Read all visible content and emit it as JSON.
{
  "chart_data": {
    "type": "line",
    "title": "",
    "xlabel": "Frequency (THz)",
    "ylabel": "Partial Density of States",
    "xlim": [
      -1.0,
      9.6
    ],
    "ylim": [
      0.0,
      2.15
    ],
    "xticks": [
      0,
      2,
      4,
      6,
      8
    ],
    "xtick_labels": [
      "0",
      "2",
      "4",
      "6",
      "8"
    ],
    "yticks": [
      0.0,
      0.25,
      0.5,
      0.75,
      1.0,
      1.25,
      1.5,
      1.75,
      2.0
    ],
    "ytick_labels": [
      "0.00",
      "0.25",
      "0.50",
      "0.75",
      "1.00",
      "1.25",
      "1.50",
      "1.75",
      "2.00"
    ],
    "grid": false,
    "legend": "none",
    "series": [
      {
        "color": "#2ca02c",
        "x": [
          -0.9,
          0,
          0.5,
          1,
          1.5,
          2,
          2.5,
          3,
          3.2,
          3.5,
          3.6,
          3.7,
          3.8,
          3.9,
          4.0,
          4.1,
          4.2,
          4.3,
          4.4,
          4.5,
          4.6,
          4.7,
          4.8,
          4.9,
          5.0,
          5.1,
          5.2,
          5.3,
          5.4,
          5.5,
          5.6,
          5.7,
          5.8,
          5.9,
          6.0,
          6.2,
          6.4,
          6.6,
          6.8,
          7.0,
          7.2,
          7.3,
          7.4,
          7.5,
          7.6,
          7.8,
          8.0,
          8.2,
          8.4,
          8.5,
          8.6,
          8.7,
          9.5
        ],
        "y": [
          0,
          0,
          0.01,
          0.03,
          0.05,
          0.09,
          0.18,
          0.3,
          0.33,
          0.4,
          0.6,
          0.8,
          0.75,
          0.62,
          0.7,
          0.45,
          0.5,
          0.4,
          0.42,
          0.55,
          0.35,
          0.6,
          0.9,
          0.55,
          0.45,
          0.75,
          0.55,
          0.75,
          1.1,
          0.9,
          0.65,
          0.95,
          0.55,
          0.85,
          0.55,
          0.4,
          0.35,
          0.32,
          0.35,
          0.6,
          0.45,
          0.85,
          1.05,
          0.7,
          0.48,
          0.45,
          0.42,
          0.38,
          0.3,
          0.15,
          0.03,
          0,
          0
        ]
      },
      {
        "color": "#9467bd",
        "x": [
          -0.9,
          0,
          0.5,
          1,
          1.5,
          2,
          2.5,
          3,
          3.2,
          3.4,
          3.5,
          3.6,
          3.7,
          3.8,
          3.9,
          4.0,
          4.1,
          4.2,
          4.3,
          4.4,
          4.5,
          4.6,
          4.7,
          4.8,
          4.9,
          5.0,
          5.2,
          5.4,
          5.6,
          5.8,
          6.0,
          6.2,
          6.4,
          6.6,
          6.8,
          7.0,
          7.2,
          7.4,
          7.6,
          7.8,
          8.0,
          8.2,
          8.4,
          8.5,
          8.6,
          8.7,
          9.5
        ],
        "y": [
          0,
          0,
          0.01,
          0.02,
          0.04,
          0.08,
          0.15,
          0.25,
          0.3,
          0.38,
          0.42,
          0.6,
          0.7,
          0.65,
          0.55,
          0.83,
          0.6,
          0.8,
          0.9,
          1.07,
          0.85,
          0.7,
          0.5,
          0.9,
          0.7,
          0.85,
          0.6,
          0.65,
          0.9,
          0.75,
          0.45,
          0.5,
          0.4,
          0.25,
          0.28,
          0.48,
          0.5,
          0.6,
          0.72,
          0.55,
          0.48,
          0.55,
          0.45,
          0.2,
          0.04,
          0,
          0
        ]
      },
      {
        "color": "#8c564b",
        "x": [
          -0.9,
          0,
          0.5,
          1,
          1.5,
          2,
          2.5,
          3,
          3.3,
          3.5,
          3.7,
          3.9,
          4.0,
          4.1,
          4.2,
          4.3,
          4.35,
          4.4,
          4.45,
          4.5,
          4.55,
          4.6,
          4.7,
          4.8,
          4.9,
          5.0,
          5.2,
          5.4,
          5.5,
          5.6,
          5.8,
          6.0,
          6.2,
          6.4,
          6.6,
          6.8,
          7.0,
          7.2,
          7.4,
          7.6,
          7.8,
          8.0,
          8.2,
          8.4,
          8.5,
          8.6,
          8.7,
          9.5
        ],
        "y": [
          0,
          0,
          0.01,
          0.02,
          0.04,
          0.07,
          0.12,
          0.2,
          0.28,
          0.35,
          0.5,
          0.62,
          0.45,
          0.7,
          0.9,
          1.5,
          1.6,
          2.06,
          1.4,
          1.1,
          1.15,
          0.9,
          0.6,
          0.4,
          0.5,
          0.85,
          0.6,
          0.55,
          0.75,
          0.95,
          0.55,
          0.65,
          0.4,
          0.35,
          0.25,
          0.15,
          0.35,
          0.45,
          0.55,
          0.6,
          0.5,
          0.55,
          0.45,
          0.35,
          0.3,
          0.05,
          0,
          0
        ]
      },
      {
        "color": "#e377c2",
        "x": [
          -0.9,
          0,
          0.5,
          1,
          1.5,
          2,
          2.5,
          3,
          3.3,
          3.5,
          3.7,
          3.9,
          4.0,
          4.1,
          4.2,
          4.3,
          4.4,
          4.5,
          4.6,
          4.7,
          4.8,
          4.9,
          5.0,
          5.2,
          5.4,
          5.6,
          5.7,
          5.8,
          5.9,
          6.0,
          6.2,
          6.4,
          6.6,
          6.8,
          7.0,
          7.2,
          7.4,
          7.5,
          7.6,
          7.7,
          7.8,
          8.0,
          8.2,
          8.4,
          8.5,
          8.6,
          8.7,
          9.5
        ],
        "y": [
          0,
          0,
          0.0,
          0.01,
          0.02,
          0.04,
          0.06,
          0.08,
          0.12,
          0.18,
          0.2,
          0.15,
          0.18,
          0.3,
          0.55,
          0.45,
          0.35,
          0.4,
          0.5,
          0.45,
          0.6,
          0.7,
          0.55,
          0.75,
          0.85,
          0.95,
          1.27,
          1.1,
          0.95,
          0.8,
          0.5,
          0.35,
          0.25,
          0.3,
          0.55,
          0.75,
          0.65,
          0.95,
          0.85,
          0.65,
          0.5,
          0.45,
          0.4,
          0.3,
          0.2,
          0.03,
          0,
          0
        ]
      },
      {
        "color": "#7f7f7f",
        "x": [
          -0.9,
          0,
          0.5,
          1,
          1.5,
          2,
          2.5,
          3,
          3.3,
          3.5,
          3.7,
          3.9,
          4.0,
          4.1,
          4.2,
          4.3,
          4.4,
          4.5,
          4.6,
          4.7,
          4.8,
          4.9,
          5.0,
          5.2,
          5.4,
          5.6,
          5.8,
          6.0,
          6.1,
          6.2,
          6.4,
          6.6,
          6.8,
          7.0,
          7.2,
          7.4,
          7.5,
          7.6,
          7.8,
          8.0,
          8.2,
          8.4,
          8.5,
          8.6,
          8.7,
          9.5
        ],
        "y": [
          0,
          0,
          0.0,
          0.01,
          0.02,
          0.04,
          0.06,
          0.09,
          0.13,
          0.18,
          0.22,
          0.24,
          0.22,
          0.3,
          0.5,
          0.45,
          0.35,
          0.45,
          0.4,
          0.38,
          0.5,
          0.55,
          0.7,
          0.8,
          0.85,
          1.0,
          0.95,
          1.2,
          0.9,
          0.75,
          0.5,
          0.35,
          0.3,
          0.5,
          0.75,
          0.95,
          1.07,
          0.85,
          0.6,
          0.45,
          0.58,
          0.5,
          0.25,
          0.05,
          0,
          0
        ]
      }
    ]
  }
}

SET EXERCISE –
Extract each line holding the word "color" from the records.

RESULT OF THE TASK –
        "color": "#2ca02c",
        "color": "#9467bd",
        "color": "#8c564b",
        "color": "#e377c2",
        "color": "#7f7f7f",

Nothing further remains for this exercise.